Work to do: Every record below is to be retyped exactly.

--- START ---

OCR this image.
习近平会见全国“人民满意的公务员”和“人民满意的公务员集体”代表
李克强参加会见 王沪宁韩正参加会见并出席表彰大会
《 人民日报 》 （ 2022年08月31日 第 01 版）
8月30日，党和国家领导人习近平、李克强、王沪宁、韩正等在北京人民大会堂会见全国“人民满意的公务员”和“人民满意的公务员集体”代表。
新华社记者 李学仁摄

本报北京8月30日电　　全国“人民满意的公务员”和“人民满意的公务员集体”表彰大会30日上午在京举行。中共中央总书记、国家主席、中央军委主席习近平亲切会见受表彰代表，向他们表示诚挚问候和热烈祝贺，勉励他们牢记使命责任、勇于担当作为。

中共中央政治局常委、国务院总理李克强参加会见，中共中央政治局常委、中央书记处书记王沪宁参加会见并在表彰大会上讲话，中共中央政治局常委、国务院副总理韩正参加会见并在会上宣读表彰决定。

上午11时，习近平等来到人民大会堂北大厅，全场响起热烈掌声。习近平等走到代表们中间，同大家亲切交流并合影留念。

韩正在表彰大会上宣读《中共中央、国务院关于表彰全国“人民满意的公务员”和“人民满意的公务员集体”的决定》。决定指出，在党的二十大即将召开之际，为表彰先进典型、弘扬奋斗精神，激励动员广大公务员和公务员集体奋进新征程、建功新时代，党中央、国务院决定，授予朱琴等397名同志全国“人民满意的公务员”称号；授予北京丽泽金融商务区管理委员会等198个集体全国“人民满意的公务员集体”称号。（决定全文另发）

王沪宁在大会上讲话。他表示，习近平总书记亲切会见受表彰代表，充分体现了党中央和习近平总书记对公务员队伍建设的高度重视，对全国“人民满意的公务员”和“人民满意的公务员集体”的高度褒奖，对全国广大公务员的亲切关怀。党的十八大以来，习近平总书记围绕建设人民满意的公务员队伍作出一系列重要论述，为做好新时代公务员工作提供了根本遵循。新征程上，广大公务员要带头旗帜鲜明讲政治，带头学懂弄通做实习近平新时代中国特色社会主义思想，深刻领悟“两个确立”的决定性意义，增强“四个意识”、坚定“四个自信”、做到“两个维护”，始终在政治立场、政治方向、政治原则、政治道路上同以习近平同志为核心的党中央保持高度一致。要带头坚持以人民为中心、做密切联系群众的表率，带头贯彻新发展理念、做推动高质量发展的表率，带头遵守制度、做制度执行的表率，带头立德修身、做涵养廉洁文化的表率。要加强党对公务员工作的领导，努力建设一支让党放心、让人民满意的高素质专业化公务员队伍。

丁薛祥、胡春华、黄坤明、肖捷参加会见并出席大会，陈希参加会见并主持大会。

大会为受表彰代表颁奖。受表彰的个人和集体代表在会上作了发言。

--- END ---

Output for this task:
OCR this image.
习近平会见全国“人民满意的公务员”和“人民满意的公务员集体”代表
李克强参加会见 王沪宁韩正参加会见并出席表彰大会
《 人民日报 》 （ 2022年08月31日 第 01 版）
8月30日，党和国家领导人习近平、李克强、王沪宁、韩正等在北京人民大会堂会见全国“人民满意的公务员”和“人民满意的公务员集体”代表。
新华社记者 李学仁摄

本报北京8月30日电　　全国“人民满意的公务员”和“人民满意的公务员集体”表彰大会30日上午在京举行。中共中央总书记、国家主席、中央军委主席习近平亲切会见受表彰代表，向他们表示诚挚问候和热烈祝贺，勉励他们牢记使命责任、勇于担当作为。

中共中央政治局常委、国务院总理李克强参加会见，中共中央政治局常委、中央书记处书记王沪宁参加会见并在表彰大会上讲话，中共中央政治局常委、国务院副总理韩正参加会见并在会上宣读表彰决定。

上午11时，习近平等来到人民大会堂北大厅，全场响起热烈掌声。习近平等走到代表们中间，同大家亲切交流并合影留念。

韩正在表彰大会上宣读《中共中央、国务院关于表彰全国“人民满意的公务员”和“人民满意的公务员集体”的决定》。决定指出，在党的二十大即将召开之际，为表彰先进典型、弘扬奋斗精神，激励动员广大公务员和公务员集体奋进新征程、建功新时代，党中央、国务院决定，授予朱琴等397名同志全国“人民满意的公务员”称号；授予北京丽泽金融商务区管理委员会等198个集体全国“人民满意的公务员集体”称号。（决定全文另发）

王沪宁在大会上讲话。他表示，习近平总书记亲切会见受表彰代表，充分体现了党中央和习近平总书记对公务员队伍建设的高度重视，对全国“人民满意的公务员”和“人民满意的公务员集体”的高度褒奖，对全国广大公务员的亲切关怀。党的十八大以来，习近平总书记围绕建设人民满意的公务员队伍作出一系列重要论述，为做好新时代公务员工作提供了根本遵循。新征程上，广大公务员要带头旗帜鲜明讲政治，带头学懂弄通做实习近平新时代中国特色社会主义思想，深刻领悟“两个确立”的决定性意义，增强“四个意识”、坚定“四个自信”、做到“两个维护”，始终在政治立场、政治方向、政治原则、政治道路上同以习近平同志为核心的党中央保持高度一致。要带头坚持以人民为中心、做密切联系群众的表率，带头贯彻新发展理念、做推动高质量发展的表率，带头遵守制度、做制度执行的表率，带头立德修身、做涵养廉洁文化的表率。要加强党对公务员工作的领导，努力建设一支让党放心、让人民满意的高素质专业化公务员队伍。

丁薛祥、胡春华、黄坤明、肖捷参加会见并出席大会，陈希参加会见并主持大会。

大会为受表彰代表颁奖。受表彰的个人和集体代表在会上作了发言。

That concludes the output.